Given instruction.
Every record should be written out exactly, please.

Record extracts.
# # # # #
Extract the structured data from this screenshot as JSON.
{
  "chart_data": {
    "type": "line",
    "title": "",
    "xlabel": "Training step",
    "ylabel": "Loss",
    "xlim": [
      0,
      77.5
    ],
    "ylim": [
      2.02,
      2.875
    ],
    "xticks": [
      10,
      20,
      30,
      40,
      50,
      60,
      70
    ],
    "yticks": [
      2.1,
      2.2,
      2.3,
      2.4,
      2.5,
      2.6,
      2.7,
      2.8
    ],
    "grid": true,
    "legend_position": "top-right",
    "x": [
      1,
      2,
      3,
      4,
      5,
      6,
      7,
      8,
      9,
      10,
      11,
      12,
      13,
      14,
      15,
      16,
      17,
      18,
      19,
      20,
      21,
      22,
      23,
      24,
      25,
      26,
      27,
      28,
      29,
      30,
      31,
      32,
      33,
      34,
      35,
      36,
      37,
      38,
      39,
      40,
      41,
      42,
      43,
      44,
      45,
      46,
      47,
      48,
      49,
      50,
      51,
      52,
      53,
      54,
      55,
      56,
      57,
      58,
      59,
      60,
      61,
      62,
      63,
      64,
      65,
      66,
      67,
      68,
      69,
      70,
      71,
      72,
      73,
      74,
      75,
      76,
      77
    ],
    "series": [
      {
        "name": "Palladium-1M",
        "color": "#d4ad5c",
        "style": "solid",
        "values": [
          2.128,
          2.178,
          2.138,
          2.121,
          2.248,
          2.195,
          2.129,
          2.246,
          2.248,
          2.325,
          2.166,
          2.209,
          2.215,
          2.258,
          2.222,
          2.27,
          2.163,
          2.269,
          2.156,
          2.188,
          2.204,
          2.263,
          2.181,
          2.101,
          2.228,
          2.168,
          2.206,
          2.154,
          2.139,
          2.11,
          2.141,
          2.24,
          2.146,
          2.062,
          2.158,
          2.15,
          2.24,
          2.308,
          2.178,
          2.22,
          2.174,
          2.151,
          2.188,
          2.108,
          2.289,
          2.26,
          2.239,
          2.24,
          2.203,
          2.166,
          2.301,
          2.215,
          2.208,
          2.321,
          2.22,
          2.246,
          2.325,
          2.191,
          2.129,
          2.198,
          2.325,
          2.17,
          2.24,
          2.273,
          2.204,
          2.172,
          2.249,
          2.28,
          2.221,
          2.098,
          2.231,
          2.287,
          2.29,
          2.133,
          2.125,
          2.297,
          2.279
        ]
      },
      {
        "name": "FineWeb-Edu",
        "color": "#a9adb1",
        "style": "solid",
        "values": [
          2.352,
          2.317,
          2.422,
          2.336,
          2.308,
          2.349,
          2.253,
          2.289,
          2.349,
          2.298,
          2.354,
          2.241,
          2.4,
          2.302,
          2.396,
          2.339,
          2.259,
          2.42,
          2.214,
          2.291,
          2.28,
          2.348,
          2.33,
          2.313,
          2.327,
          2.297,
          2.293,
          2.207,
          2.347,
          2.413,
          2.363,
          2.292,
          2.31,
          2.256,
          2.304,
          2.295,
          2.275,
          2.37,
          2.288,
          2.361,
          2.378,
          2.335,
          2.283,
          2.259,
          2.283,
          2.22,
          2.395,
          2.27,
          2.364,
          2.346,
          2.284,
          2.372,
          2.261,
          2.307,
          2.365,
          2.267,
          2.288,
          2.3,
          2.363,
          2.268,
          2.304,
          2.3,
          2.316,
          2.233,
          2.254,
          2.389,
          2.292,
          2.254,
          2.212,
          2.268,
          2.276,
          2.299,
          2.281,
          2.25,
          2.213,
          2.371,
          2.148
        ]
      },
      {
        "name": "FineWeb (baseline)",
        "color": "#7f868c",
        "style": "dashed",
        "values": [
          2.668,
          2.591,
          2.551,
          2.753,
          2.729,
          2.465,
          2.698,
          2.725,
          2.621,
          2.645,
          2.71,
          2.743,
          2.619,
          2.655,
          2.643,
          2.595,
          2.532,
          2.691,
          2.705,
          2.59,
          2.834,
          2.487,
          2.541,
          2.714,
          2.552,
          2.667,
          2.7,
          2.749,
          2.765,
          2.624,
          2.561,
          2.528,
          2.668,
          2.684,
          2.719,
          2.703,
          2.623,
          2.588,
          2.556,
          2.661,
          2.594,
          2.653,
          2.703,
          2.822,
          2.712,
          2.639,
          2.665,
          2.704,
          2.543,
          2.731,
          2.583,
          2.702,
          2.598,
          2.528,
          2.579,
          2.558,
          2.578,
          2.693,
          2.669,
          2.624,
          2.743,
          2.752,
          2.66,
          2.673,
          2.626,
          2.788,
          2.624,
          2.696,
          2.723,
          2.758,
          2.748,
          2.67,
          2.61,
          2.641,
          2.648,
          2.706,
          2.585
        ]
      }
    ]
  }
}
# # # # #
Task output.
Extract the structured data from this screenshot as JSON.
{
  "chart_data": {
    "type": "line",
    "title": "",
    "xlabel": "Training step",
    "ylabel": "Loss",
    "xlim": [
      0,
      77.5
    ],
    "ylim": [
      2.02,
      2.875
    ],
    "xticks": [
      10,
      20,
      30,
      40,
      50,
      60,
      70
    ],
    "yticks": [
      2.1,
      2.2,
      2.3,
      2.4,
      2.5,
      2.6,
      2.7,
      2.8
    ],
    "grid": true,
    "legend_position": "top-right",
    "x": [
      1,
      2,
      3,
      4,
      5,
      6,
      7,
      8,
      9,
      10,
      11,
      12,
      13,
      14,
      15,
      16,
      17,
      18,
      19,
      20,
      21,
      22,
      23,
      24,
      25,
      26,
      27,
      28,
      29,
      30,
      31,
      32,
      33,
      34,
      35,
      36,
      37,
      38,
      39,
      40,
      41,
      42,
      43,
      44,
      45,
      46,
      47,
      48,
      49,
      50,
      51,
      52,
      53,
      54,
      55,
      56,
      57,
      58,
      59,
      60,
      61,
      62,
      63,
      64,
      65,
      66,
      67,
      68,
      69,
      70,
      71,
      72,
      73,
      74,
      75,
      76,
      77
    ],
    "series": [
      {
        "name": "Palladium-1M",
        "color": "#d4ad5c",
        "style": "solid",
        "values": [
          2.128,
          2.178,
          2.138,
          2.121,
          2.248,
          2.195,
          2.129,
          2.246,
          2.248,
          2.325,
          2.166,
          2.209,
          2.215,
          2.258,
          2.222,
          2.27,
          2.163,
          2.269,
          2.156,
          2.188,
          2.204,
          2.263,
          2.181,
          2.101,
          2.228,
          2.168,
          2.206,
          2.154,
          2.139,
          2.11,
          2.141,
          2.24,
          2.146,
          2.062,
          2.158,
          2.15,
          2.24,
          2.308,
          2.178,
          2.22,
          2.174,
          2.151,
          2.188,
          2.108,
          2.289,
          2.26,
          2.239,
          2.24,
          2.203,
          2.166,
          2.301,
          2.215,
          2.208,
          2.321,
          2.22,
          2.246,
          2.325,
          2.191,
          2.129,
          2.198,
          2.325,
          2.17,
          2.24,
          2.273,
          2.204,
          2.172,
          2.249,
          2.28,
          2.221,
          2.098,
          2.231,
          2.287,
          2.29,
          2.133,
          2.125,
          2.297,
          2.279
        ]
      },
      {
        "name": "FineWeb-Edu",
        "color": "#a9adb1",
        "style": "solid",
        "values": [
          2.352,
          2.317,
          2.422,
          2.336,
          2.308,
          2.349,
          2.253,
          2.289,
          2.349,
          2.298,
          2.354,
          2.241,
          2.4,
          2.302,
          2.396,
          2.339,
          2.259,
          2.42,
          2.214,
          2.291,
          2.28,
          2.348,
          2.33,
          2.313,
          2.327,
          2.297,
          2.293,
          2.207,
          2.347,
          2.413,
          2.363,
          2.292,
          2.31,
          2.256,
          2.304,
          2.295,
          2.275,
          2.37,
          2.288,
          2.361,
          2.378,
          2.335,
          2.283,
          2.259,
          2.283,
          2.22,
          2.395,
          2.27,
          2.364,
          2.346,
          2.284,
          2.372,
          2.261,
          2.307,
          2.365,
          2.267,
          2.288,
          2.3,
          2.363,
          2.268,
          2.304,
          2.3,
          2.316,
          2.233,
          2.254,
          2.389,
          2.292,
          2.254,
          2.212,
          2.268,
          2.276,
          2.299,
          2.281,
          2.25,
          2.213,
          2.371,
          2.148
        ]
      },
      {
        "name": "FineWeb (baseline)",
        "color": "#7f868c",
        "style": "dashed",
        "values": [
          2.668,
          2.591,
          2.551,
          2.753,
          2.729,
          2.465,
          2.698,
          2.725,
          2.621,
          2.645,
          2.71,
          2.743,
          2.619,
          2.655,
          2.643,
          2.595,
          2.532,
          2.691,
          2.705,
          2.59,
          2.834,
          2.487,
          2.541,
          2.714,
          2.552,
          2.667,
          2.7,
          2.749,
          2.765,
          2.624,
          2.561,
          2.528,
          2.668,
          2.684,
          2.719,
          2.703,
          2.623,
          2.588,
          2.556,
          2.661,
          2.594,
          2.653,
          2.703,
          2.822,
          2.712,
          2.639,
          2.665,
          2.704,
          2.543,
          2.731,
          2.583,
          2.702,
          2.598,
          2.528,
          2.579,
          2.558,
          2.578,
          2.693,
          2.669,
          2.624,
          2.743,
          2.752,
          2.66,
          2.673,
          2.626,
          2.788,
          2.624,
          2.696,
          2.723,
          2.758,
          2.748,
          2.67,
          2.61,
          2.641,
          2.648,
          2.706,
          2.585
        ]
      }
    ]
  }
}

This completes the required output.